START Extract to read

Gábor Szalai

Personal information
- Full name: Gábor Sándor Szalai
- Date of birth: 9 June 2000 (age 26)
- Place of birth: Kecskemét, Hungary
- Height: 1.91 m (6 ft 3 in)
- Position: Centre back

Team information
- Current team: Marítimo (on loan from Ferencváros)
- Number: 22

Youth career
- 2010–2017: Kecskemét
- 2017–2019: Brooke House Academy

Senior career*
- Years: Team / Apps / (Gls)
- 2019–2024: Kecskemét / 114 / (21)
- 2024: Lausanne-Sport / 16 / (0)
- 2024–: Ferencváros / 45 / (6)
- 2026–: → Marítimo (loan) / 2 / (0)

International career^{‡}
- 2025–: Hungary / 1 / (0)

= Gábor Szalai =

Hungarian footballer (born 2000)

Gábor Szalai (born 9 June 2000) is a Hungarian footballer who plays as a defender for Primeira Liga club Marítimo, on loan from Nemzeti Bajnokság I club Ferencváros.

==Club career==

=== Kecskemét ===
Szalai joined the football academy of Kecskemét in 2010. He has been playing for the club's first team since the 2019–20 season. On 24 June 2022, he renewed his contract with Kecskemét.

END Extract to read

**Directions:**
1. List every club named in the senior career section of the Gábor Szalai profile.
2. Extract the passage of the Gábor Szalai profile from "- 2019–2024: Kecskemét" to "Hungary / 1 / (0)", reproducing it without alteration.
3. According to the Gábor Szalai profile, on what date did Szalai renew his contract with Kecskemét?

START Data provided

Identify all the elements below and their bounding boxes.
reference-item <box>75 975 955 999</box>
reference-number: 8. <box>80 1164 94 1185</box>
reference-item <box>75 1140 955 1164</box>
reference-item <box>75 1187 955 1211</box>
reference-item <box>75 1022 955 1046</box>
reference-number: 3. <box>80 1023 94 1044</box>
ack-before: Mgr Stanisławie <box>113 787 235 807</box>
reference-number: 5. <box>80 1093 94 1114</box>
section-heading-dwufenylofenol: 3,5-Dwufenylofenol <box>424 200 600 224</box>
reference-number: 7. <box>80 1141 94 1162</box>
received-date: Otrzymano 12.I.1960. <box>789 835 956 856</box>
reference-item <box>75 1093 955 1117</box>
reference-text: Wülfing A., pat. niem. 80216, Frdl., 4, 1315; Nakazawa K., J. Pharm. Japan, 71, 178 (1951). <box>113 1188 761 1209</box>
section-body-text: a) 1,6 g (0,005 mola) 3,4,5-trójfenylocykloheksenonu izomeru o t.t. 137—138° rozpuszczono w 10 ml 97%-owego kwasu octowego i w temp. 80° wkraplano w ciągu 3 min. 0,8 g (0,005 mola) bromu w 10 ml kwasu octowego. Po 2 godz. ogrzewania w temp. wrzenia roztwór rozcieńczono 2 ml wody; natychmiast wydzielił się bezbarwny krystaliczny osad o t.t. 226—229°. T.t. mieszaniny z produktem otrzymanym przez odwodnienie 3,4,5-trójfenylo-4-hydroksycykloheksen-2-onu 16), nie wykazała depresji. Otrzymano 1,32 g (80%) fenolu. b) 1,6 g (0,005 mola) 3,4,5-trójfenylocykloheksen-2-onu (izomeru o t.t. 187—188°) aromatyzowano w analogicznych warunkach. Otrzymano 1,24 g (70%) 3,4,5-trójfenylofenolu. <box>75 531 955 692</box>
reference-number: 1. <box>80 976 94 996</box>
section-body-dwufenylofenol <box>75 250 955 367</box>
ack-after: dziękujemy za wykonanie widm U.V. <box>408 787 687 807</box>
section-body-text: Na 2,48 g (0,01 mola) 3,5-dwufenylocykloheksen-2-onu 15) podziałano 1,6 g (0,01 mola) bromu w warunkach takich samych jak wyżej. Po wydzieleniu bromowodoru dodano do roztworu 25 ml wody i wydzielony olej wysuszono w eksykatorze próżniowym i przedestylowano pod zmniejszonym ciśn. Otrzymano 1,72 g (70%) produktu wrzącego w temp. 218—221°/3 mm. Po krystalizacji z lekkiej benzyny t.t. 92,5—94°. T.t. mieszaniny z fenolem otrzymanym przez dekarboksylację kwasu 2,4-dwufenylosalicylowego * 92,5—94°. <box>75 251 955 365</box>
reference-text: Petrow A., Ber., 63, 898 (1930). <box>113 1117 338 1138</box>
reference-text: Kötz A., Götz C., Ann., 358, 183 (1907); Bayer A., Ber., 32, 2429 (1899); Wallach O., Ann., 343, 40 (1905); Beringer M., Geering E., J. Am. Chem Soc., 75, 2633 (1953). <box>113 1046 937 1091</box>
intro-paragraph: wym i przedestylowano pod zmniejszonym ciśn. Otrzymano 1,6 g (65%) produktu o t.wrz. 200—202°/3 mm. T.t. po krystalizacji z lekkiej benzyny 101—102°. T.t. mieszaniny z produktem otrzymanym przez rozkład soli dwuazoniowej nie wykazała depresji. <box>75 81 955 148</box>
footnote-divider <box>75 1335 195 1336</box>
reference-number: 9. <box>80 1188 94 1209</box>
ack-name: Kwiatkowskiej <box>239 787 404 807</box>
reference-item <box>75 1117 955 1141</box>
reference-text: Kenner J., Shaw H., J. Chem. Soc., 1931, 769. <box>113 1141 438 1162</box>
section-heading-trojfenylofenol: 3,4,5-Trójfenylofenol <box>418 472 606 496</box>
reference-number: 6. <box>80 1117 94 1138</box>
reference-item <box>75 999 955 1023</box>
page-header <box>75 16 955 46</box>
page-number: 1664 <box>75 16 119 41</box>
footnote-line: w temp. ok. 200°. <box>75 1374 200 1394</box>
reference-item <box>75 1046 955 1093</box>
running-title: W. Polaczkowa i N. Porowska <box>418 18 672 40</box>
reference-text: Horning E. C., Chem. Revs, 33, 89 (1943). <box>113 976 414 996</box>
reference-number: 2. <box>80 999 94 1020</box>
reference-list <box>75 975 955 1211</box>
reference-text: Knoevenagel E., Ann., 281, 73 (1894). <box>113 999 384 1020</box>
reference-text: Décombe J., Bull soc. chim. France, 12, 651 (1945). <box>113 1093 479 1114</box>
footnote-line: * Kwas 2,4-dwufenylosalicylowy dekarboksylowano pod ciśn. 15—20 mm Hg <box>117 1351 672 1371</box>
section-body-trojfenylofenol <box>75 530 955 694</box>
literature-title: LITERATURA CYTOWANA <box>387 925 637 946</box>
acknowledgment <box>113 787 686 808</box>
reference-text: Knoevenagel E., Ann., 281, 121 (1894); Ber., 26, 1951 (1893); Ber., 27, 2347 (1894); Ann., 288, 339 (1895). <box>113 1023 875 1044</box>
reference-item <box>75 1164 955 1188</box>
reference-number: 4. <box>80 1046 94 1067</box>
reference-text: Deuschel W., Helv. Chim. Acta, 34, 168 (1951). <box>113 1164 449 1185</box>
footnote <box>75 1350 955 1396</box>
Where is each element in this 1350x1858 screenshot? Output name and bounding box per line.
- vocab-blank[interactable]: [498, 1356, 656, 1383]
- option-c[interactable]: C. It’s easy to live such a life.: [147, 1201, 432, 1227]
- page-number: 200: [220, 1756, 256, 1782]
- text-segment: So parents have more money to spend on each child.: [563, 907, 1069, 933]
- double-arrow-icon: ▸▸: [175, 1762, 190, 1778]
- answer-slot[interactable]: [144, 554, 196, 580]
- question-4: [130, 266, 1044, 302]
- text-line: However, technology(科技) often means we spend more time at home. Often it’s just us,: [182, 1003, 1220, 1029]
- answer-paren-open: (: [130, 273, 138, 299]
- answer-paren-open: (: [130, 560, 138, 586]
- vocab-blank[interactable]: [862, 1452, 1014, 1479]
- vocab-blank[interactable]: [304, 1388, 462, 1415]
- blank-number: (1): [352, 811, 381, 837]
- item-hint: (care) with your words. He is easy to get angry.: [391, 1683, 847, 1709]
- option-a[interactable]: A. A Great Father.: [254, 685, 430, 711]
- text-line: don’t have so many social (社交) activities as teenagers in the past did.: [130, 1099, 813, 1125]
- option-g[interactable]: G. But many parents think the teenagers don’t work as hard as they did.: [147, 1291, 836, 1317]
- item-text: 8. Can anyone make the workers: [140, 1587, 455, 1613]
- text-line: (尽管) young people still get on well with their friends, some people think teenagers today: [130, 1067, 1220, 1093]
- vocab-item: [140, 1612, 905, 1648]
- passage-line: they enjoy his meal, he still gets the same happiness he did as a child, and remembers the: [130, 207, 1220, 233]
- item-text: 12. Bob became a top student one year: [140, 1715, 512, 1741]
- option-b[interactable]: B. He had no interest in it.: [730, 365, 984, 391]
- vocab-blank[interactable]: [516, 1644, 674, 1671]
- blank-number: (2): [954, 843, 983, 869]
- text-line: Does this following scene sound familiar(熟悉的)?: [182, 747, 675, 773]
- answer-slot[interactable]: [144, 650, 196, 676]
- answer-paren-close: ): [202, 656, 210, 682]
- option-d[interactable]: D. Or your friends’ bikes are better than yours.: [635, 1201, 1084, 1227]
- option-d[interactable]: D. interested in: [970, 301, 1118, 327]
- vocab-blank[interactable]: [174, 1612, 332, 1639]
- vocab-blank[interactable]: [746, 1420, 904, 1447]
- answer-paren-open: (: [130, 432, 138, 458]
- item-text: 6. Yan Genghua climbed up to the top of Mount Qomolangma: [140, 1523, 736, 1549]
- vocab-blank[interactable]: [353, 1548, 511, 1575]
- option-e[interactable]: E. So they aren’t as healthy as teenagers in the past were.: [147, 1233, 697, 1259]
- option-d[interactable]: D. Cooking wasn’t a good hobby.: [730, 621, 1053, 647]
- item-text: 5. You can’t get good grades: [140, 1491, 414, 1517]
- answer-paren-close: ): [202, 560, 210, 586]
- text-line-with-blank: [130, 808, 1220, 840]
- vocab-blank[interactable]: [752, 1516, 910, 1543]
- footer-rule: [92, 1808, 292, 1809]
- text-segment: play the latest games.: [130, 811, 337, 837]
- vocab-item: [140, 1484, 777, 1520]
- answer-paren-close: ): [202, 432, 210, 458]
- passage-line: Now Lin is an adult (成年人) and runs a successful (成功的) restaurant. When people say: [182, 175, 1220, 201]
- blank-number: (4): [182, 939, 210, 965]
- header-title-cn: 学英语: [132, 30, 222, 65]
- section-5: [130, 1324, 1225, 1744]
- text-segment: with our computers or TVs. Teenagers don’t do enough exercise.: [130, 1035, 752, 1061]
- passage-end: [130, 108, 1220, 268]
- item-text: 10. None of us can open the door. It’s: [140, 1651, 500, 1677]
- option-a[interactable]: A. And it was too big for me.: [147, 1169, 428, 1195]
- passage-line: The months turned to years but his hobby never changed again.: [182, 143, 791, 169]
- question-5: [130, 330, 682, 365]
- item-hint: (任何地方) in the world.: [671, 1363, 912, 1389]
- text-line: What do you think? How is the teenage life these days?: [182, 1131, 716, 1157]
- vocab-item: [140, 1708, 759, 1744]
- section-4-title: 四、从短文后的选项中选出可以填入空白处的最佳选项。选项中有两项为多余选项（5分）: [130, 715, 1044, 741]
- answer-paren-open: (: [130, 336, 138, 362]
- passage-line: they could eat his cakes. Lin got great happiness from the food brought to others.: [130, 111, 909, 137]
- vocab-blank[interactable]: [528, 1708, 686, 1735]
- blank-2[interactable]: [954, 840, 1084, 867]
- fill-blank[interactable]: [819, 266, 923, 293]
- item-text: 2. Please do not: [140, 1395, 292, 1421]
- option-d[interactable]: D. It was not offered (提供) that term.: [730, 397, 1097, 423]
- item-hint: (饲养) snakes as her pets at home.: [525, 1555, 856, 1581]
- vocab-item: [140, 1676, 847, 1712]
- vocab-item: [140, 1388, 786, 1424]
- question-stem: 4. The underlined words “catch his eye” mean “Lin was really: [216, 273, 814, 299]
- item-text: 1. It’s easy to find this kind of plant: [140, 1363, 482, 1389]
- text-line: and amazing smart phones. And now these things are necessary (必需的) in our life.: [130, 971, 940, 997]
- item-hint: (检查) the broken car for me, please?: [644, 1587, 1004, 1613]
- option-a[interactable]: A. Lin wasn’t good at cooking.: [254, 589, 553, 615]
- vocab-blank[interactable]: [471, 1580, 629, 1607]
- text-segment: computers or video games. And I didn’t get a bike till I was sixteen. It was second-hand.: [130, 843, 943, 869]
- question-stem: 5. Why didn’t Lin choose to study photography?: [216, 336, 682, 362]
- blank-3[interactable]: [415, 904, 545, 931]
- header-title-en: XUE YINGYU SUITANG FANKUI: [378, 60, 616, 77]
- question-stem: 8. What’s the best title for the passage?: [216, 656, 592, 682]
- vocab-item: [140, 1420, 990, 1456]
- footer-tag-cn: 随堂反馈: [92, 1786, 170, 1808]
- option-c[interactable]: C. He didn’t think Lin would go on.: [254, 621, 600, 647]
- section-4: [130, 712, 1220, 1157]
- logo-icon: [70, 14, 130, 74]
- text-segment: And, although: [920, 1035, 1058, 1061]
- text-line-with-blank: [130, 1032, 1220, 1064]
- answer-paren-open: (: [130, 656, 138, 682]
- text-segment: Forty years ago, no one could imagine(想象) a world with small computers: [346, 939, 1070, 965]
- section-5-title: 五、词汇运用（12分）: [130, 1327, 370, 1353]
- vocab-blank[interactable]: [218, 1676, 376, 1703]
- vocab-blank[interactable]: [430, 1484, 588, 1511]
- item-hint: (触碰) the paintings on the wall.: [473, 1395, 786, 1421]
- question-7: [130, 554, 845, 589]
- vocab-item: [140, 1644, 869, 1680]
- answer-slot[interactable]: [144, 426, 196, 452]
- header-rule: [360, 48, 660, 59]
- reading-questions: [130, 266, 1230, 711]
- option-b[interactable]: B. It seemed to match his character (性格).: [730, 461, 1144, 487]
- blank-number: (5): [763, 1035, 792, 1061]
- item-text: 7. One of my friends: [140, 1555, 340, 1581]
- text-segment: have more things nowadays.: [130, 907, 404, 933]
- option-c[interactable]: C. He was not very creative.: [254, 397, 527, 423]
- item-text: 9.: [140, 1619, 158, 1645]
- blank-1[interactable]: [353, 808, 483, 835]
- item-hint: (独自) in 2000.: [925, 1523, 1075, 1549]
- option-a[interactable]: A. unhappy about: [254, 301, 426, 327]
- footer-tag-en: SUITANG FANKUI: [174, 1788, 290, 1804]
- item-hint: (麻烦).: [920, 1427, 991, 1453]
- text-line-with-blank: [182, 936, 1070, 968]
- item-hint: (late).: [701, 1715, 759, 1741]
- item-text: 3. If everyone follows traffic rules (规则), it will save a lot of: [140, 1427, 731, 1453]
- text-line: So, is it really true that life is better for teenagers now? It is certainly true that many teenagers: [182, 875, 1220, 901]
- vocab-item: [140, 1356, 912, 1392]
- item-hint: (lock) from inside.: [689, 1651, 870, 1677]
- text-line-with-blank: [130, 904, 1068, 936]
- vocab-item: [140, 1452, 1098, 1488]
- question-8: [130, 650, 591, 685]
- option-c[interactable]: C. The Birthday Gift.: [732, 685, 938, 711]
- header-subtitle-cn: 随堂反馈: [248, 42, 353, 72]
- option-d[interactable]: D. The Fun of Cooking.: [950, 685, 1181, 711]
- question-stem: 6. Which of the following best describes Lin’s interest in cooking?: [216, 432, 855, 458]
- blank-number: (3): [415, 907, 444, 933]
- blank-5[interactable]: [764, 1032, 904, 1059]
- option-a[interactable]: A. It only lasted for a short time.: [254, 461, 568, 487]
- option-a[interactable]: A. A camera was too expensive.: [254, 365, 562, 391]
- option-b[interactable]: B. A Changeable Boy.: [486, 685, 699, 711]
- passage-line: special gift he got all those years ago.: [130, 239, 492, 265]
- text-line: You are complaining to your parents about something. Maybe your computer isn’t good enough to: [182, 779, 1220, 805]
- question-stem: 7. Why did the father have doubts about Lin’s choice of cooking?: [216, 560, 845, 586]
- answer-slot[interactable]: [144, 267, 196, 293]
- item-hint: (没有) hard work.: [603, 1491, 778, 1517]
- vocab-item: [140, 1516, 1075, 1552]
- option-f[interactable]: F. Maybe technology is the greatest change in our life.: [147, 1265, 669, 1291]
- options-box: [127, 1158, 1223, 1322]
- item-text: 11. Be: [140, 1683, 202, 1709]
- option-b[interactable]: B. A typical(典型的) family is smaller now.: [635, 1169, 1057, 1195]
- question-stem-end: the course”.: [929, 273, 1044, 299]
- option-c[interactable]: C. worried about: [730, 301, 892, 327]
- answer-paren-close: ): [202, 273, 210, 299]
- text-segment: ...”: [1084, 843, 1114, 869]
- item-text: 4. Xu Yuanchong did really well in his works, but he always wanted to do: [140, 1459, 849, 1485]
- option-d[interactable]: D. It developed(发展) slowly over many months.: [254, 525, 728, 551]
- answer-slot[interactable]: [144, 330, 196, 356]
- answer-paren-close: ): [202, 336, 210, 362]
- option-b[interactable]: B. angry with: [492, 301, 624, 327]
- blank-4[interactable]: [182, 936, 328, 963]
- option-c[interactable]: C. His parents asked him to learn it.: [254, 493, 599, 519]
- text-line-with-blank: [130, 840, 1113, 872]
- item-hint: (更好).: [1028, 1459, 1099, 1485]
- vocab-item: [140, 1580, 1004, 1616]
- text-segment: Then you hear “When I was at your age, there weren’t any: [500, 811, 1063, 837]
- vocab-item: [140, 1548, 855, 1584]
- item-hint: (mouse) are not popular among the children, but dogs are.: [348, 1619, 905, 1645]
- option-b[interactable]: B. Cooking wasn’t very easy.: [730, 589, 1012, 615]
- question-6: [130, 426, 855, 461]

END Data provided

**Set of answers:**
1. Kecskemét, Lausanne-Sport, Ferencváros, Marítimo

2.
- 2019–2024: Kecskemét / 114 / (21)
- 2024: Lausanne-Sport / 16 / (0)
- 2024–: Ferencváros / 45 / (6)
- 2026–: → Marítimo (loan) / 2 / (0)

International career^{‡}
- 2025–: Hungary / 1 / (0)

3. 24 June 2022